> _Collected data entries_:
>> BEGIN
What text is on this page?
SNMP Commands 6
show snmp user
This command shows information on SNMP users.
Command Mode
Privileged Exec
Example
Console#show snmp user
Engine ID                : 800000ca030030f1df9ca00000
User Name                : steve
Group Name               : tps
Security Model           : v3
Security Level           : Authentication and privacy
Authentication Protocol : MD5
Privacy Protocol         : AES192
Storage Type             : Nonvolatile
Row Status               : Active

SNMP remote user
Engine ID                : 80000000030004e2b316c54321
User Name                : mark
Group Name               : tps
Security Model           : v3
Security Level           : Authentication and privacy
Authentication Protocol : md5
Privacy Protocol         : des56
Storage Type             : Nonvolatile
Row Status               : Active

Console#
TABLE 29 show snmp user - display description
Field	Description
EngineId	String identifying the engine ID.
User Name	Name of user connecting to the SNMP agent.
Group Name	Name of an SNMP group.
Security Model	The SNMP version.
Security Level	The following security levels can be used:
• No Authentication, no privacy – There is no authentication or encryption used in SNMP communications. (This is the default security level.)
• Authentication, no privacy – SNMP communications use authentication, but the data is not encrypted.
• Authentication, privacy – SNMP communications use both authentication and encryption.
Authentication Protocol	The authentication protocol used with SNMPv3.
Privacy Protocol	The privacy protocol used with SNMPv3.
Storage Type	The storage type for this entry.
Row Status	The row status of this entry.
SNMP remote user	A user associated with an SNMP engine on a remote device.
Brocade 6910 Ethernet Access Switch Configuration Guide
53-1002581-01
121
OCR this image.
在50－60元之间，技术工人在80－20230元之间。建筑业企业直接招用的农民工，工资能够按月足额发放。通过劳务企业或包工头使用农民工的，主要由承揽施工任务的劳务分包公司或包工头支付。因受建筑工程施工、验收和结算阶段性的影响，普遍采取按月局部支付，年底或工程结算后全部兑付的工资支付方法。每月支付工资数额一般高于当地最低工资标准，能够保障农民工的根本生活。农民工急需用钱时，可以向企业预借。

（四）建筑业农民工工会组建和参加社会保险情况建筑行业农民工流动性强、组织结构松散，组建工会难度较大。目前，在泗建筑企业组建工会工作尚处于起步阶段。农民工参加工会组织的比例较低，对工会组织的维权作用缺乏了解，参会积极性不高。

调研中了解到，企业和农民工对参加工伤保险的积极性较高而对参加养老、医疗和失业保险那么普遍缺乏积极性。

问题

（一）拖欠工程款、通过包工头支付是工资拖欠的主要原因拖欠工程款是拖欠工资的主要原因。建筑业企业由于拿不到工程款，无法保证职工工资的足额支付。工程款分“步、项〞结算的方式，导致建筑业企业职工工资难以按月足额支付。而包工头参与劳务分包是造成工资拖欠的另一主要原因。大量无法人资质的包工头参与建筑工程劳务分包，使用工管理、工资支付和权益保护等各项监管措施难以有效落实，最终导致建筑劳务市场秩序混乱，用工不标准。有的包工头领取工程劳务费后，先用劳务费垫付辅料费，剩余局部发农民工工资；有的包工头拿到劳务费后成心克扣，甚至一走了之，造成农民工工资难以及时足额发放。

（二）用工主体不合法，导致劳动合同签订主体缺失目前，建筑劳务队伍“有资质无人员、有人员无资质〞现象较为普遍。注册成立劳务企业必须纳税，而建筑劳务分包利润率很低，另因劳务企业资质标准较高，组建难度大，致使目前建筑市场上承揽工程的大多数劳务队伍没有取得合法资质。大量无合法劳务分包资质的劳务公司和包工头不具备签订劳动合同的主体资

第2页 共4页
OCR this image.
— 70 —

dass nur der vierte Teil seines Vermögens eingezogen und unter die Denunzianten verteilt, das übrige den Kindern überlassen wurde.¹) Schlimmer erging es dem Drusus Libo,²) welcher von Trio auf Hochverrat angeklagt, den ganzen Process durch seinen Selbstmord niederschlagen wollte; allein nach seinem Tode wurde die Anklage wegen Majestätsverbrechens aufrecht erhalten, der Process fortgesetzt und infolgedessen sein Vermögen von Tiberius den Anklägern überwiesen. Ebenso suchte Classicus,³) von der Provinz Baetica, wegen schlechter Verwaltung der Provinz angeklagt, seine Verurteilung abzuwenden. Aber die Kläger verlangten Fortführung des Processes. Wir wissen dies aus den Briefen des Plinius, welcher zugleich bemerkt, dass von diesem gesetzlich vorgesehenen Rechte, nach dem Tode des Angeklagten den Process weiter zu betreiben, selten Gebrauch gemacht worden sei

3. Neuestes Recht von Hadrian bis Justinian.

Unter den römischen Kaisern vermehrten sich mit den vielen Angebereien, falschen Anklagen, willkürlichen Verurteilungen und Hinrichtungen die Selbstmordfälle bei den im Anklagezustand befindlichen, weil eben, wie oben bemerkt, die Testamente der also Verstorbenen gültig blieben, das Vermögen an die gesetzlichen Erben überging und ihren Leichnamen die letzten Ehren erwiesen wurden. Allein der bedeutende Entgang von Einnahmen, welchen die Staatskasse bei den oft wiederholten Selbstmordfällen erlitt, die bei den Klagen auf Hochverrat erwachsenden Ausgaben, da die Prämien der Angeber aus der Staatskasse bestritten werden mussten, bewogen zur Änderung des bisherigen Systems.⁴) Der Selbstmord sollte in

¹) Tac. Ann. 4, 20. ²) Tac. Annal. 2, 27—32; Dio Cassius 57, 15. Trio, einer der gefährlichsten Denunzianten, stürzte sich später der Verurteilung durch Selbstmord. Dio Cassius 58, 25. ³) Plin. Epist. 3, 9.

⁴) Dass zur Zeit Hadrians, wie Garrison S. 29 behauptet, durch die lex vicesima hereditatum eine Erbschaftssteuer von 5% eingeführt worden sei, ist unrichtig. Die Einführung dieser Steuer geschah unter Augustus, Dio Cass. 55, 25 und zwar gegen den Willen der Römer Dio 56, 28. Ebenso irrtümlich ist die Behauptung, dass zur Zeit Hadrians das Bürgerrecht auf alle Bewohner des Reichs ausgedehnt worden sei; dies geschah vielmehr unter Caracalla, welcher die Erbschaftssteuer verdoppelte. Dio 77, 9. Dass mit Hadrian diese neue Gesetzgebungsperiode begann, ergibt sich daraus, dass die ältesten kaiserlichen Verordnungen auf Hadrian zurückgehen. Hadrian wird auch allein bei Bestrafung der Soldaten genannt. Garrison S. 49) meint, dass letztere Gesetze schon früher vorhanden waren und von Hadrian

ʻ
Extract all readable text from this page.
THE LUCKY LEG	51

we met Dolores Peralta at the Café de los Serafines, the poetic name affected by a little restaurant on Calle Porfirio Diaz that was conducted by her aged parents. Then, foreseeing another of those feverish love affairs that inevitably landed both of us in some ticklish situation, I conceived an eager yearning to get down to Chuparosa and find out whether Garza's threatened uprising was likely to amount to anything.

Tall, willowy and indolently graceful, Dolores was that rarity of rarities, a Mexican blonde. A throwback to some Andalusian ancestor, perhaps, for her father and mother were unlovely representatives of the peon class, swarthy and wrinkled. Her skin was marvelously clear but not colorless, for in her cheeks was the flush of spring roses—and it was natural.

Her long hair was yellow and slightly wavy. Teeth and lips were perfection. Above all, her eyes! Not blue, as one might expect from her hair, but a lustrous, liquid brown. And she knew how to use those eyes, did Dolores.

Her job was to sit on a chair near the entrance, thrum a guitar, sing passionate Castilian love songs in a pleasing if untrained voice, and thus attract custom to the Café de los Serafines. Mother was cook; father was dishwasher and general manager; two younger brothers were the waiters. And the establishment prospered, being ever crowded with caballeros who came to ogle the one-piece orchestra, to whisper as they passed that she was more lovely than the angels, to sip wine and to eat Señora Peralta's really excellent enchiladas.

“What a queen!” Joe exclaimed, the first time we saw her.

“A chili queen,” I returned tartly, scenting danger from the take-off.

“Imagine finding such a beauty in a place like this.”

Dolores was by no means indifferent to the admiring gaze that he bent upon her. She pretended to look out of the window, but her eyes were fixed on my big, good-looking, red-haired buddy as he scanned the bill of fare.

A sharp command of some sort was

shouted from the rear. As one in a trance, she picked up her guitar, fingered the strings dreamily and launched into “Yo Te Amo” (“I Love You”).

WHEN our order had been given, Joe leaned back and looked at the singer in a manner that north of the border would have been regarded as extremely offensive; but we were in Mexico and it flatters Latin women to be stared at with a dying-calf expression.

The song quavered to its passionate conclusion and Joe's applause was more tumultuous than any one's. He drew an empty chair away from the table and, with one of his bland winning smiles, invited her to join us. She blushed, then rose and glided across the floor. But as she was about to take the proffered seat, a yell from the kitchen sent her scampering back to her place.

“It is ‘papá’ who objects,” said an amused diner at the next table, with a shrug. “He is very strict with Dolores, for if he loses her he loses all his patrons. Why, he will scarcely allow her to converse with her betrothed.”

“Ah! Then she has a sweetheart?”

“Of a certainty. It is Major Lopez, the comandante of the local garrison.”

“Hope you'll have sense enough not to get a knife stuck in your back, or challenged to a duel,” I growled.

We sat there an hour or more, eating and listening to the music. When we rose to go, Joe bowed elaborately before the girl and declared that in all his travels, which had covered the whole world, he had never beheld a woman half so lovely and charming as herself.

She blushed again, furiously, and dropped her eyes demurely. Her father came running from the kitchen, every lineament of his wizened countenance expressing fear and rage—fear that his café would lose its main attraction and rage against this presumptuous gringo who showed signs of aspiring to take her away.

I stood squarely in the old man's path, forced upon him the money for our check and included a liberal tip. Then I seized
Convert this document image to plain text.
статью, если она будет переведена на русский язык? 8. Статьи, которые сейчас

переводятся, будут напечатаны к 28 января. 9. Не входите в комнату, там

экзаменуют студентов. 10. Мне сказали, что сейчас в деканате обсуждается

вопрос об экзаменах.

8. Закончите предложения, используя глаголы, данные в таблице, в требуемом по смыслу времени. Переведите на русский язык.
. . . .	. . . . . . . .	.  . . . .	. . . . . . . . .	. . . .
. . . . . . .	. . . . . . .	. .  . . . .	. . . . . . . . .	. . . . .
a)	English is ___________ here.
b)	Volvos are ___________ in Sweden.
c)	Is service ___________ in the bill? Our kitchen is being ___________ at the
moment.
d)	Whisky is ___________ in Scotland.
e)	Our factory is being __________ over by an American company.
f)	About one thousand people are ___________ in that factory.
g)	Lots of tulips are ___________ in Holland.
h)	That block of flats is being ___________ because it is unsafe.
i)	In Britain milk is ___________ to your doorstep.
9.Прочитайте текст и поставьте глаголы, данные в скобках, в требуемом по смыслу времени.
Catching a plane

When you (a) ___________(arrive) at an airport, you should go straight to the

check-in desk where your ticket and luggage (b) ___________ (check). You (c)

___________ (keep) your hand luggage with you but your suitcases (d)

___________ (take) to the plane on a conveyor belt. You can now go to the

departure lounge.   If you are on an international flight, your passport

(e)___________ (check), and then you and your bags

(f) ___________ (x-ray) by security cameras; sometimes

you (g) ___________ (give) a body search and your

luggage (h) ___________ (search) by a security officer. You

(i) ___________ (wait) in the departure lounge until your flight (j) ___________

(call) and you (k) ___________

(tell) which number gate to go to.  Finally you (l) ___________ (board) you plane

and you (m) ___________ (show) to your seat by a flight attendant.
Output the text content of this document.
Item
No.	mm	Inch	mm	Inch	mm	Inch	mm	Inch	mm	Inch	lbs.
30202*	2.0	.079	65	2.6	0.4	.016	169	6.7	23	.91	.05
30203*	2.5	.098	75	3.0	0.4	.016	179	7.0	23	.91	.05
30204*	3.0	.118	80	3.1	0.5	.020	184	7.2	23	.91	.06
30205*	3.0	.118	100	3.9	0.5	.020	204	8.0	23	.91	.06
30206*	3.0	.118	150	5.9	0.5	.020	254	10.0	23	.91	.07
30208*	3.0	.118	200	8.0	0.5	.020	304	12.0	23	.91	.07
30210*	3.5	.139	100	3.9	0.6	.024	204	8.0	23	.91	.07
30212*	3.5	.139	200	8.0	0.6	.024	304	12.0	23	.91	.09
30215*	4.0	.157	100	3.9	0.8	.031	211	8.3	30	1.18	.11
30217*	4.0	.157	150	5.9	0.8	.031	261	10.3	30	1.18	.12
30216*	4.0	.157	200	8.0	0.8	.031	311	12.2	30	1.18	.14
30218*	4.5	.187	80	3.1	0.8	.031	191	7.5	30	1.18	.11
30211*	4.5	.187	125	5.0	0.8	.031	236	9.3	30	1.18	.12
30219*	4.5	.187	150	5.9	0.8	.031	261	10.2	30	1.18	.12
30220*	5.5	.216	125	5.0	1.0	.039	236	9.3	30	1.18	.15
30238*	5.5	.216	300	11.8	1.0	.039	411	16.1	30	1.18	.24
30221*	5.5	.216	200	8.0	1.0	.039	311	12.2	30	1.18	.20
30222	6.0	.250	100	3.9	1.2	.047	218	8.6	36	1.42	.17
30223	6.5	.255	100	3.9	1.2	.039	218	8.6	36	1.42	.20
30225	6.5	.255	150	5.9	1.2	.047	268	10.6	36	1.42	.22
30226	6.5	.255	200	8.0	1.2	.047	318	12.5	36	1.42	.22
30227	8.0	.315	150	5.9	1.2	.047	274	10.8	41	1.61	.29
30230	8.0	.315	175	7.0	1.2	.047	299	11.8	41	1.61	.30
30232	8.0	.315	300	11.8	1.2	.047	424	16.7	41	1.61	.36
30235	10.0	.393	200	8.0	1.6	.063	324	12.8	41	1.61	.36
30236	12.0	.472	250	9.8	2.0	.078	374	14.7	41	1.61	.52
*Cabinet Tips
>> END
> _Task objective_:
Take the lines above from the one holding "Output the text content of this document." to the last and output them exactly.

> _Response to this exercise_:
Output the text content of this document.
Item
No.	mm	Inch	mm	Inch	mm	Inch	mm	Inch	mm	Inch	lbs.
30202*	2.0	.079	65	2.6	0.4	.016	169	6.7	23	.91	.05
30203*	2.5	.098	75	3.0	0.4	.016	179	7.0	23	.91	.05
30204*	3.0	.118	80	3.1	0.5	.020	184	7.2	23	.91	.06
30205*	3.0	.118	100	3.9	0.5	.020	204	8.0	23	.91	.06
30206*	3.0	.118	150	5.9	0.5	.020	254	10.0	23	.91	.07
30208*	3.0	.118	200	8.0	0.5	.020	304	12.0	23	.91	.07
30210*	3.5	.139	100	3.9	0.6	.024	204	8.0	23	.91	.07
30212*	3.5	.139	200	8.0	0.6	.024	304	12.0	23	.91	.09
30215*	4.0	.157	100	3.9	0.8	.031	211	8.3	30	1.18	.11
30217*	4.0	.157	150	5.9	0.8	.031	261	10.3	30	1.18	.12
30216*	4.0	.157	200	8.0	0.8	.031	311	12.2	30	1.18	.14
30218*	4.5	.187	80	3.1	0.8	.031	191	7.5	30	1.18	.11
30211*	4.5	.187	125	5.0	0.8	.031	236	9.3	30	1.18	.12
30219*	4.5	.187	150	5.9	0.8	.031	261	10.2	30	1.18	.12
30220*	5.5	.216	125	5.0	1.0	.039	236	9.3	30	1.18	.15
30238*	5.5	.216	300	11.8	1.0	.039	411	16.1	30	1.18	.24
30221*	5.5	.216	200	8.0	1.0	.039	311	12.2	30	1.18	.20
30222	6.0	.250	100	3.9	1.2	.047	218	8.6	36	1.42	.17
30223	6.5	.255	100	3.9	1.2	.039	218	8.6	36	1.42	.20
30225	6.5	.255	150	5.9	1.2	.047	268	10.6	36	1.42	.22
30226	6.5	.255	200	8.0	1.2	.047	318	12.5	36	1.42	.22
30227	8.0	.315	150	5.9	1.2	.047	274	10.8	41	1.61	.29
30230	8.0	.315	175	7.0	1.2	.047	299	11.8	41	1.61	.30
30232	8.0	.315	300	11.8	1.2	.047	424	16.7	41	1.61	.36
30235	10.0	.393	200	8.0	1.6	.063	324	12.8	41	1.61	.36
30236	12.0	.472	250	9.8	2.0	.078	374	14.7	41	1.61	.52
*Cabinet Tips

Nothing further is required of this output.